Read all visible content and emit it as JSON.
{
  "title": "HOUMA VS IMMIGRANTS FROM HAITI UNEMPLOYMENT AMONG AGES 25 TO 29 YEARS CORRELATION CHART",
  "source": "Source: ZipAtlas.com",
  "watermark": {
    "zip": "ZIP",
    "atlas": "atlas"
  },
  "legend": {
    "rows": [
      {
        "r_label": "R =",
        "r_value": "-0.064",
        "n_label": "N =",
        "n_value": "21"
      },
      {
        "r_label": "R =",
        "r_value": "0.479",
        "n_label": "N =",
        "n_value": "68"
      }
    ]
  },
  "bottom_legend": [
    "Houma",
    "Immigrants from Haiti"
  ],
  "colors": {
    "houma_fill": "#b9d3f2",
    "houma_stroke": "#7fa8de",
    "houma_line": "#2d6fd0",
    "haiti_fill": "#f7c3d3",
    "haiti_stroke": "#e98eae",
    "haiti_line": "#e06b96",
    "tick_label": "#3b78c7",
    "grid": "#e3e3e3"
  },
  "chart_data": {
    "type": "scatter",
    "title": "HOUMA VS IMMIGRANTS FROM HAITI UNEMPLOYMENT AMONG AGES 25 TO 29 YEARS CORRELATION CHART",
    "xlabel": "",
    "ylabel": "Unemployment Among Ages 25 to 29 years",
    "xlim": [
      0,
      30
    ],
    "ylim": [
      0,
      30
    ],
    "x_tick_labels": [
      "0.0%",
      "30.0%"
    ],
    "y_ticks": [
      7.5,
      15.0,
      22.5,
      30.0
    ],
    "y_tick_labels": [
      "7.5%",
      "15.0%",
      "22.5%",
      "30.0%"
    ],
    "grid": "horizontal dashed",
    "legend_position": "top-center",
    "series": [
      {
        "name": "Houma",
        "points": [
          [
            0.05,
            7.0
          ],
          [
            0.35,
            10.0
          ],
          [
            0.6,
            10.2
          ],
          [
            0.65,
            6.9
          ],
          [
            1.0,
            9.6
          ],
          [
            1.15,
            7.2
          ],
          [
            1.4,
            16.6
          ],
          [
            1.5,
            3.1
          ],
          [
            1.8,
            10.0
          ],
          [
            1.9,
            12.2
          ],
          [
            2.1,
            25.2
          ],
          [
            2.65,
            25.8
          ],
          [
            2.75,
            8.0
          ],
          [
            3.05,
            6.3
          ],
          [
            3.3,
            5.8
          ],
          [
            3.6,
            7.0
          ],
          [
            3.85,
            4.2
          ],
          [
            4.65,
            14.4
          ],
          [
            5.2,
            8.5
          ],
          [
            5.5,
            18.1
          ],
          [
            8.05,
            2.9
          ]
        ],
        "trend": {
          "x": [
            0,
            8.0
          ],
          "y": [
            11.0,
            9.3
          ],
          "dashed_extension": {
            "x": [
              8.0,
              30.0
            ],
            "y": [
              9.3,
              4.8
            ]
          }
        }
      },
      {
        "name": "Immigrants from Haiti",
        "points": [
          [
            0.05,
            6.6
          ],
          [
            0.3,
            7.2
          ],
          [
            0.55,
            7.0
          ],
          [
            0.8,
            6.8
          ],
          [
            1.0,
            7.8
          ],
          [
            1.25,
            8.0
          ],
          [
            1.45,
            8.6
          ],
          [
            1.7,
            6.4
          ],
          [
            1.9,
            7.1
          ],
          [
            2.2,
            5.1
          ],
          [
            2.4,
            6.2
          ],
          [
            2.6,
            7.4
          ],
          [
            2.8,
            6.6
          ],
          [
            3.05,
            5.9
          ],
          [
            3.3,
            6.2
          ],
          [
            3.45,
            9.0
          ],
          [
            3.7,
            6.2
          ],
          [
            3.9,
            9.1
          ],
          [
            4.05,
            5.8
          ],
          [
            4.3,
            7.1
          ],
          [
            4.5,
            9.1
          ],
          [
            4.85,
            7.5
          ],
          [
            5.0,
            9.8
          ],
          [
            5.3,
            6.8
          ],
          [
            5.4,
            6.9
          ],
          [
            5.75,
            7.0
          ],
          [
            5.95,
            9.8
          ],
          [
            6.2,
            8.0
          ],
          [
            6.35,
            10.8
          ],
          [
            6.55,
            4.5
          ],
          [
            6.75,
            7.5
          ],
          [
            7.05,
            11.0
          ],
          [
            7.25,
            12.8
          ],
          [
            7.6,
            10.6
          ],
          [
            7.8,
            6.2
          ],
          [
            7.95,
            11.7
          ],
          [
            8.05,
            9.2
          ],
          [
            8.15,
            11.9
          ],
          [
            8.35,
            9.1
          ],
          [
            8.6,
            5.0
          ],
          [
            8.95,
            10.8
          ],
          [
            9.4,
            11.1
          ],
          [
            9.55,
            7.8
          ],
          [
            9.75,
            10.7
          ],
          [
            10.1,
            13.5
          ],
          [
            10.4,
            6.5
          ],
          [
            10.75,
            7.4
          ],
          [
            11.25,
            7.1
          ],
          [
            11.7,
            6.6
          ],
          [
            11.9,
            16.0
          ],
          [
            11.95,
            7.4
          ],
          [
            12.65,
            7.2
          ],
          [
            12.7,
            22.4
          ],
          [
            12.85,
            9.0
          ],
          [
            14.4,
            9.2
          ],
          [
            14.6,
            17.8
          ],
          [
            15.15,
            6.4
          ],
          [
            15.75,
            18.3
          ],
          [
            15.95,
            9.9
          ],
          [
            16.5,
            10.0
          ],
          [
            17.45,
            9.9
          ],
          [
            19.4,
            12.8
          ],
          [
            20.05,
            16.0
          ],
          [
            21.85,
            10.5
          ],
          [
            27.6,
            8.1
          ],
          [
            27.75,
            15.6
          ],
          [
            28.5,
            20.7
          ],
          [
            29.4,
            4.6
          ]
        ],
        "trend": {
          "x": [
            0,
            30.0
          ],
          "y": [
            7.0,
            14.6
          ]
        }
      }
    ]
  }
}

☆ ☆ ☆ ☆

* Instructions for the task: Write out the data exactly as it stands.

* Complete response:
Read all visible content and emit it as JSON.
{
  "title": "HOUMA VS IMMIGRANTS FROM HAITI UNEMPLOYMENT AMONG AGES 25 TO 29 YEARS CORRELATION CHART",
  "source": "Source: ZipAtlas.com",
  "watermark": {
    "zip": "ZIP",
    "atlas": "atlas"
  },
  "legend": {
    "rows": [
      {
        "r_label": "R =",
        "r_value": "-0.064",
        "n_label": "N =",
        "n_value": "21"
      },
      {
        "r_label": "R =",
        "r_value": "0.479",
        "n_label": "N =",
        "n_value": "68"
      }
    ]
  },
  "bottom_legend": [
    "Houma",
    "Immigrants from Haiti"
  ],
  "colors": {
    "houma_fill": "#b9d3f2",
    "houma_stroke": "#7fa8de",
    "houma_line": "#2d6fd0",
    "haiti_fill": "#f7c3d3",
    "haiti_stroke": "#e98eae",
    "haiti_line": "#e06b96",
    "tick_label": "#3b78c7",
    "grid": "#e3e3e3"
  },
  "chart_data": {
    "type": "scatter",
    "title": "HOUMA VS IMMIGRANTS FROM HAITI UNEMPLOYMENT AMONG AGES 25 TO 29 YEARS CORRELATION CHART",
    "xlabel": "",
    "ylabel": "Unemployment Among Ages 25 to 29 years",
    "xlim": [
      0,
      30
    ],
    "ylim": [
      0,
      30
    ],
    "x_tick_labels": [
      "0.0%",
      "30.0%"
    ],
    "y_ticks": [
      7.5,
      15.0,
      22.5,
      30.0
    ],
    "y_tick_labels": [
      "7.5%",
      "15.0%",
      "22.5%",
      "30.0%"
    ],
    "grid": "horizontal dashed",
    "legend_position": "top-center",
    "series": [
      {
        "name": "Houma",
        "points": [
          [
            0.05,
            7.0
          ],
          [
            0.35,
            10.0
          ],
          [
            0.6,
            10.2
          ],
          [
            0.65,
            6.9
          ],
          [
            1.0,
            9.6
          ],
          [
            1.15,
            7.2
          ],
          [
            1.4,
            16.6
          ],
          [
            1.5,
            3.1
          ],
          [
            1.8,
            10.0
          ],
          [
            1.9,
            12.2
          ],
          [
            2.1,
            25.2
          ],
          [
            2.65,
            25.8
          ],
          [
            2.75,
            8.0
          ],
          [
            3.05,
            6.3
          ],
          [
            3.3,
            5.8
          ],
          [
            3.6,
            7.0
          ],
          [
            3.85,
            4.2
          ],
          [
            4.65,
            14.4
          ],
          [
            5.2,
            8.5
          ],
          [
            5.5,
            18.1
          ],
          [
            8.05,
            2.9
          ]
        ],
        "trend": {
          "x": [
            0,
            8.0
          ],
          "y": [
            11.0,
            9.3
          ],
          "dashed_extension": {
            "x": [
              8.0,
              30.0
            ],
            "y": [
              9.3,
              4.8
            ]
          }
        }
      },
      {
        "name": "Immigrants from Haiti",
        "points": [
          [
            0.05,
            6.6
          ],
          [
            0.3,
            7.2
          ],
          [
            0.55,
            7.0
          ],
          [
            0.8,
            6.8
          ],
          [
            1.0,
            7.8
          ],
          [
            1.25,
            8.0
          ],
          [
            1.45,
            8.6
          ],
          [
            1.7,
            6.4
          ],
          [
            1.9,
            7.1
          ],
          [
            2.2,
            5.1
          ],
          [
            2.4,
            6.2
          ],
          [
            2.6,
            7.4
          ],
          [
            2.8,
            6.6
          ],
          [
            3.05,
            5.9
          ],
          [
            3.3,
            6.2
          ],
          [
            3.45,
            9.0
          ],
          [
            3.7,
            6.2
          ],
          [
            3.9,
            9.1
          ],
          [
            4.05,
            5.8
          ],
          [
            4.3,
            7.1
          ],
          [
            4.5,
            9.1
          ],
          [
            4.85,
            7.5
          ],
          [
            5.0,
            9.8
          ],
          [
            5.3,
            6.8
          ],
          [
            5.4,
            6.9
          ],
          [
            5.75,
            7.0
          ],
          [
            5.95,
            9.8
          ],
          [
            6.2,
            8.0
          ],
          [
            6.35,
            10.8
          ],
          [
            6.55,
            4.5
          ],
          [
            6.75,
            7.5
          ],
          [
            7.05,
            11.0
          ],
          [
            7.25,
            12.8
          ],
          [
            7.6,
            10.6
          ],
          [
            7.8,
            6.2
          ],
          [
            7.95,
            11.7
          ],
          [
            8.05,
            9.2
          ],
          [
            8.15,
            11.9
          ],
          [
            8.35,
            9.1
          ],
          [
            8.6,
            5.0
          ],
          [
            8.95,
            10.8
          ],
          [
            9.4,
            11.1
          ],
          [
            9.55,
            7.8
          ],
          [
            9.75,
            10.7
          ],
          [
            10.1,
            13.5
          ],
          [
            10.4,
            6.5
          ],
          [
            10.75,
            7.4
          ],
          [
            11.25,
            7.1
          ],
          [
            11.7,
            6.6
          ],
          [
            11.9,
            16.0
          ],
          [
            11.95,
            7.4
          ],
          [
            12.65,
            7.2
          ],
          [
            12.7,
            22.4
          ],
          [
            12.85,
            9.0
          ],
          [
            14.4,
            9.2
          ],
          [
            14.6,
            17.8
          ],
          [
            15.15,
            6.4
          ],
          [
            15.75,
            18.3
          ],
          [
            15.95,
            9.9
          ],
          [
            16.5,
            10.0
          ],
          [
            17.45,
            9.9
          ],
          [
            19.4,
            12.8
          ],
          [
            20.05,
            16.0
          ],
          [
            21.85,
            10.5
          ],
          [
            27.6,
            8.1
          ],
          [
            27.75,
            15.6
          ],
          [
            28.5,
            20.7
          ],
          [
            29.4,
            4.6
          ]
        ],
        "trend": {
          "x": [
            0,
            30.0
          ],
          "y": [
            7.0,
            14.6
          ]
        }
      }
    ]
  }
}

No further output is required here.